== DATASET EXTRACT ==

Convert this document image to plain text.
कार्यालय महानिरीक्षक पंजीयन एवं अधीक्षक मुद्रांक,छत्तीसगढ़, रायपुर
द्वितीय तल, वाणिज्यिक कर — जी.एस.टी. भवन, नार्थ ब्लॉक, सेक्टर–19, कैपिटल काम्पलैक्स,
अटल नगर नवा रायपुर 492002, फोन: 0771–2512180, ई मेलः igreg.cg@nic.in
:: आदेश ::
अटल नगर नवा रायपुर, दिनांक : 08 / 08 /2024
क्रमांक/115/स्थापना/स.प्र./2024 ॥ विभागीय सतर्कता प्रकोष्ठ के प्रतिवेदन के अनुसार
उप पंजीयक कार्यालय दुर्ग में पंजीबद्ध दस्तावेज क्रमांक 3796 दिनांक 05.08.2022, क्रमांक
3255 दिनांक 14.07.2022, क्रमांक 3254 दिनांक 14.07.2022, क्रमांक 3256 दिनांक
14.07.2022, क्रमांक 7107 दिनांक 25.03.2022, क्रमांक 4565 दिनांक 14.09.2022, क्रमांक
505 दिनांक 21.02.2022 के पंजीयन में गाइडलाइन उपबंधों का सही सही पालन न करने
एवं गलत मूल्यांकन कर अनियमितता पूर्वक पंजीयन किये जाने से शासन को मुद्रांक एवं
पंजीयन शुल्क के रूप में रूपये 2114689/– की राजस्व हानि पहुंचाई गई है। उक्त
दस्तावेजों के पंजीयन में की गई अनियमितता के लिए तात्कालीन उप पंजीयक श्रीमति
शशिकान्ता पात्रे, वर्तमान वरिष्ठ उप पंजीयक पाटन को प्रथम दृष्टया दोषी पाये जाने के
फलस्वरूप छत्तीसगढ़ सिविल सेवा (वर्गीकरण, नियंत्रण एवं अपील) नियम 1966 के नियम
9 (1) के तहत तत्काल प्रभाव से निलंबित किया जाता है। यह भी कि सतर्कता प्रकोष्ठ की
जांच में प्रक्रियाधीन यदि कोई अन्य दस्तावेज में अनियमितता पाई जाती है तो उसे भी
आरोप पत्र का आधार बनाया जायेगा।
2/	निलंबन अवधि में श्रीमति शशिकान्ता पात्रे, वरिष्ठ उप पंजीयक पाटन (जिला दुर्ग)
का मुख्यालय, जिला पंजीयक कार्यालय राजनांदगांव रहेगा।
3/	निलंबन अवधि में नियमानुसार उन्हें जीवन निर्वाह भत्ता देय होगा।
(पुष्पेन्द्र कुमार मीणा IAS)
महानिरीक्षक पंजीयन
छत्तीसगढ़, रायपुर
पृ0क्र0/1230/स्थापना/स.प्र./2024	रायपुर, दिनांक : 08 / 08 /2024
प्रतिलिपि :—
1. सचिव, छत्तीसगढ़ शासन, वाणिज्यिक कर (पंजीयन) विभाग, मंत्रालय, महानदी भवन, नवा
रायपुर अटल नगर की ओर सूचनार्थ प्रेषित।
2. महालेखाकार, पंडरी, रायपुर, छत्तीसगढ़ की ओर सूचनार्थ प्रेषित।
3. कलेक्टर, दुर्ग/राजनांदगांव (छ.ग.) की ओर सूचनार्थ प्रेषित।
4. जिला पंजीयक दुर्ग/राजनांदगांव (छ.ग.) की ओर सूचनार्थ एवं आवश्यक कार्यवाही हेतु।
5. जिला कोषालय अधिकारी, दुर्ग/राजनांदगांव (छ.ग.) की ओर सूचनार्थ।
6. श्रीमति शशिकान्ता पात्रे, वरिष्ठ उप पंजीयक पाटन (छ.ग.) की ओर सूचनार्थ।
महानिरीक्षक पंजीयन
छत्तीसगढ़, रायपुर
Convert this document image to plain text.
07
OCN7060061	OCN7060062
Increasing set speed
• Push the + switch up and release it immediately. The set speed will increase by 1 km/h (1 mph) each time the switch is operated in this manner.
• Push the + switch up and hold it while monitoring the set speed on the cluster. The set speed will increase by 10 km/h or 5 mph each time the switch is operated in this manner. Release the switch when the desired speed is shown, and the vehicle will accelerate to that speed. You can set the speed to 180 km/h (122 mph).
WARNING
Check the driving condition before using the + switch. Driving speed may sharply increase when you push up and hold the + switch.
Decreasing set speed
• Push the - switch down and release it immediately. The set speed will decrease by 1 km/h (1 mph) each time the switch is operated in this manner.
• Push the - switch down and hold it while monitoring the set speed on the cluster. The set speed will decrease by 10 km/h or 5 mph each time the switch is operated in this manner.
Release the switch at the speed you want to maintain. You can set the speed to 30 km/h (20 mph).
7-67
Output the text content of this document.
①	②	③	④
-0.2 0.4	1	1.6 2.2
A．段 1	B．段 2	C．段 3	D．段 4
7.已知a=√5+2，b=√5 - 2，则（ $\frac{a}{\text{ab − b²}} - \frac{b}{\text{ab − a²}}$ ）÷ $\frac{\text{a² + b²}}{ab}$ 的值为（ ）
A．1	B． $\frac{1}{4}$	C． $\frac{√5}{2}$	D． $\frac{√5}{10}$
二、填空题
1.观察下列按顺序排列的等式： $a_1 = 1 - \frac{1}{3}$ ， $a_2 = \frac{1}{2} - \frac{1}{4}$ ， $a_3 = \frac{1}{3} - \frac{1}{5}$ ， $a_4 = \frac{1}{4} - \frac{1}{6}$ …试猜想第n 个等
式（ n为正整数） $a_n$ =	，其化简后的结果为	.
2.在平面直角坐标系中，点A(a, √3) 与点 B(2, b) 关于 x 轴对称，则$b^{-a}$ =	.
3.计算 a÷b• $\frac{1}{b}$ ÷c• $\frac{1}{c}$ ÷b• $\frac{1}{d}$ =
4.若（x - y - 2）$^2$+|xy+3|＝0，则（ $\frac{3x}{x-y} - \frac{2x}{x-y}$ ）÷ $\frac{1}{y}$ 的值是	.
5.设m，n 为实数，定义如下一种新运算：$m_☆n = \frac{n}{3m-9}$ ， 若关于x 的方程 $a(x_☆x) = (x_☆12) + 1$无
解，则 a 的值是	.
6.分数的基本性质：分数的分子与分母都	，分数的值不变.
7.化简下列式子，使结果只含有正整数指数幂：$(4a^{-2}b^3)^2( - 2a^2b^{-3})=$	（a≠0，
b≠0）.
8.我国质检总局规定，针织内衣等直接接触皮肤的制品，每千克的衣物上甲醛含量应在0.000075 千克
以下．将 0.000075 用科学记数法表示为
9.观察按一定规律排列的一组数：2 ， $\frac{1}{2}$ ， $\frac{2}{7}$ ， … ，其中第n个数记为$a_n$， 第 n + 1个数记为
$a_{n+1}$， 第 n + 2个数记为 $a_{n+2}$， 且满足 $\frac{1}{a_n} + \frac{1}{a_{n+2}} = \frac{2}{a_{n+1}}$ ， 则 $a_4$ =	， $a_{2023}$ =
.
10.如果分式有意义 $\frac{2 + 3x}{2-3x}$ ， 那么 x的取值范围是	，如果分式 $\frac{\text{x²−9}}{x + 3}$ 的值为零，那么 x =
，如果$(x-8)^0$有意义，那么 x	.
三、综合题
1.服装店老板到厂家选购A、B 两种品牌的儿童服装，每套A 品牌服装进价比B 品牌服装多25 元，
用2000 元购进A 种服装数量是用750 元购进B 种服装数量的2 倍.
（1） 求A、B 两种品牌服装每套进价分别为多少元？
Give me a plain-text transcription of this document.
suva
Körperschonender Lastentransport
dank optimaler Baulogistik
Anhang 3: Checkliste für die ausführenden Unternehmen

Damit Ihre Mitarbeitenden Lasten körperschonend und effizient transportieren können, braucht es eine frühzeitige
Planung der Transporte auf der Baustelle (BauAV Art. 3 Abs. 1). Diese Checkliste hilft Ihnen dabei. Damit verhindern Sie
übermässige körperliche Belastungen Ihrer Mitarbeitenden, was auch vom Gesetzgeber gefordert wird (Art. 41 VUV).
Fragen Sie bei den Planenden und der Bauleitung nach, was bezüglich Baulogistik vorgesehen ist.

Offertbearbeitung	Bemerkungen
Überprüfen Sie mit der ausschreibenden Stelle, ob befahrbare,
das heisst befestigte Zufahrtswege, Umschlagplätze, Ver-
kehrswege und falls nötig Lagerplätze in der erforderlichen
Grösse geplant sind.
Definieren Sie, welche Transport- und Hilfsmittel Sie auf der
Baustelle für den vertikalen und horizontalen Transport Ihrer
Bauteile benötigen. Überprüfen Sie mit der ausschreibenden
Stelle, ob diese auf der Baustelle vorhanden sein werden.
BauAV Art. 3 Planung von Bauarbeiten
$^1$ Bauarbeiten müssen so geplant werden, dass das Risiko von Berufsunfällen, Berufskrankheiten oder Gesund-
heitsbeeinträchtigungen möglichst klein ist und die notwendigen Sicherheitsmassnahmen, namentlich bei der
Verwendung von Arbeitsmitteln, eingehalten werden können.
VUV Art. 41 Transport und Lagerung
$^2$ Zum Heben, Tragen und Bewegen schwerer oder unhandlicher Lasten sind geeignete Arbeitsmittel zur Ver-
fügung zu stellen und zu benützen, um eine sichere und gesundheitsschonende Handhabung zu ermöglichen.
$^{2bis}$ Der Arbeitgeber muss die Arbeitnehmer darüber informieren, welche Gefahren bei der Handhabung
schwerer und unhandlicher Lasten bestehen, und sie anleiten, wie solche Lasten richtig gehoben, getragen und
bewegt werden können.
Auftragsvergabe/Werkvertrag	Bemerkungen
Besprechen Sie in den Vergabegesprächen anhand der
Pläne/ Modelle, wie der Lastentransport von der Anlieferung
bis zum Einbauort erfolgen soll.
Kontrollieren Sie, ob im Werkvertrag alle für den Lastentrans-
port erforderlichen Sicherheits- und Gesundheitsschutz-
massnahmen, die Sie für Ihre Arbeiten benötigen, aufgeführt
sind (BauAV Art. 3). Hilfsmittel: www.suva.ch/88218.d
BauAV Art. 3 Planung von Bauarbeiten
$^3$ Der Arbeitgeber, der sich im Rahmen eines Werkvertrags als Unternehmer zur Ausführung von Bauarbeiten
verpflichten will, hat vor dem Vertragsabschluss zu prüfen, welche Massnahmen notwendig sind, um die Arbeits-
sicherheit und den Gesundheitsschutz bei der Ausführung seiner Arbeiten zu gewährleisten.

===

TASK INSTRUCTIONS:
Select and copy each line from the data that includes the word "document".

EXPECTED ANSWER:
Convert this document image to plain text.
Convert this document image to plain text.
Output the text content of this document.
Give me a plain-text transcription of this document.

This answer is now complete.